**RECORDS FOR THE EXERCISE**

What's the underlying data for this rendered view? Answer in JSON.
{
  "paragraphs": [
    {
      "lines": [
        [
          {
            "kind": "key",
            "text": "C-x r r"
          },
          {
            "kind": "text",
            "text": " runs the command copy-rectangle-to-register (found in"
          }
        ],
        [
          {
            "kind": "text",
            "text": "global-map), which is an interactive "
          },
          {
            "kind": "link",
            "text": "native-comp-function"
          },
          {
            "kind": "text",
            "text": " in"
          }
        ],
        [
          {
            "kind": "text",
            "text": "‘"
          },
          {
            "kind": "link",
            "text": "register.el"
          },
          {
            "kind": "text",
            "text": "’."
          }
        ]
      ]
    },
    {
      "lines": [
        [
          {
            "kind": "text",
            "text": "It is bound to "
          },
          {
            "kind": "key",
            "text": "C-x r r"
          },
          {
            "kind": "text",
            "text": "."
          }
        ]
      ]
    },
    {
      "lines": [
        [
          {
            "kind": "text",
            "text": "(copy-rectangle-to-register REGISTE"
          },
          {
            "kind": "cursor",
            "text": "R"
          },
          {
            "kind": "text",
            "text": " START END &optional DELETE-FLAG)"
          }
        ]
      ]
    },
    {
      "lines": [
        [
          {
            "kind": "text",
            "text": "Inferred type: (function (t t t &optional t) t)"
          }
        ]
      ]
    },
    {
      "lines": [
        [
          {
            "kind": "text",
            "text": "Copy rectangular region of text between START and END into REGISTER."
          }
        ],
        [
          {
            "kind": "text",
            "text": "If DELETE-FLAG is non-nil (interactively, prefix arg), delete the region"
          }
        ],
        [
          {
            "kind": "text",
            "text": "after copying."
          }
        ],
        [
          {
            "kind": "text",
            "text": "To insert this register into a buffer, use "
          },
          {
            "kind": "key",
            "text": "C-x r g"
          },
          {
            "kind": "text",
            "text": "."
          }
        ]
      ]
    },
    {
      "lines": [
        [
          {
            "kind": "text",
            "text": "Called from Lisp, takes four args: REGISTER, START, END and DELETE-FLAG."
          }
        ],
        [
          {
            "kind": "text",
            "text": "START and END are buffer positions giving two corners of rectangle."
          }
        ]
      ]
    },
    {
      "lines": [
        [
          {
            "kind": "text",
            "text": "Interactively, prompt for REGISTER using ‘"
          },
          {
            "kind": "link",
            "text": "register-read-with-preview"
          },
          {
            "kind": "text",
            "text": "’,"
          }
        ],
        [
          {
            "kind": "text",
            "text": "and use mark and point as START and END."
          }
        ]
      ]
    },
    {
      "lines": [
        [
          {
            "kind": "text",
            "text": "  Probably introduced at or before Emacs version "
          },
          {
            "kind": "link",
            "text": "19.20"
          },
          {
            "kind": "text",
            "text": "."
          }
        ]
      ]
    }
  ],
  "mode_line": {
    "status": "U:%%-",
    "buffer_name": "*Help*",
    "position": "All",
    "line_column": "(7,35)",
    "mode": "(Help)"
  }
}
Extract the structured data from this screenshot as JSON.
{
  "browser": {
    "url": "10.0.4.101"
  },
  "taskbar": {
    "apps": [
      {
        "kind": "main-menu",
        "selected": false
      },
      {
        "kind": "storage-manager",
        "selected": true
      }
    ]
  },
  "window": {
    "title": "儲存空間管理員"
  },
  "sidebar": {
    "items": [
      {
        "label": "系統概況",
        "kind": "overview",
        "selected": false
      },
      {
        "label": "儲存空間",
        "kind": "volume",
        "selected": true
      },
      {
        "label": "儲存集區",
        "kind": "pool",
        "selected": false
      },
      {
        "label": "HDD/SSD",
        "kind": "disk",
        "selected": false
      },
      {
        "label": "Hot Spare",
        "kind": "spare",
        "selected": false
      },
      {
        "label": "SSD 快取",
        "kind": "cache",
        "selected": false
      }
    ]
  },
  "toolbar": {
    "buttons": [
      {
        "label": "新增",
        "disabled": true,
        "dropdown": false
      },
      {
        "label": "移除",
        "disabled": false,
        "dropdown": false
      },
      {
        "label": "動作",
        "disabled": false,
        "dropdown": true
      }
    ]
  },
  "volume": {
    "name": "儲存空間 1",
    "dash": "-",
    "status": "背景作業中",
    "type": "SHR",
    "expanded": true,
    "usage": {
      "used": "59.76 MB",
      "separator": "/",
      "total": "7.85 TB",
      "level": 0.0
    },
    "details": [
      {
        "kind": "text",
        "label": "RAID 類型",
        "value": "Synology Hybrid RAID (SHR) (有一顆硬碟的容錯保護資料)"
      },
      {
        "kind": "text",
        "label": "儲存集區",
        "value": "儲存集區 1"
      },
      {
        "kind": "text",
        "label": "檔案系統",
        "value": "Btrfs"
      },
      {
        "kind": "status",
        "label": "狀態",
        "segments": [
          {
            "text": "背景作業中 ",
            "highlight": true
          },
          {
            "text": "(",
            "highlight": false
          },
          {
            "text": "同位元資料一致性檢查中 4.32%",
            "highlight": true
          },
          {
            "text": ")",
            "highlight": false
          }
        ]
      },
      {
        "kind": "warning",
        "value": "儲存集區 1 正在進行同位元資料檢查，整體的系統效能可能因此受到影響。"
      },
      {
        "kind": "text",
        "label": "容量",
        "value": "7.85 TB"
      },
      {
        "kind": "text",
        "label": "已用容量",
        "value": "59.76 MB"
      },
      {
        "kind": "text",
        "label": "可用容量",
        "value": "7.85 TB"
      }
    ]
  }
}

**PROBLEM TO SOLVE**
State how many lines of the entries above include the word "from", offering no text other than the number.

**THE REPLY**
2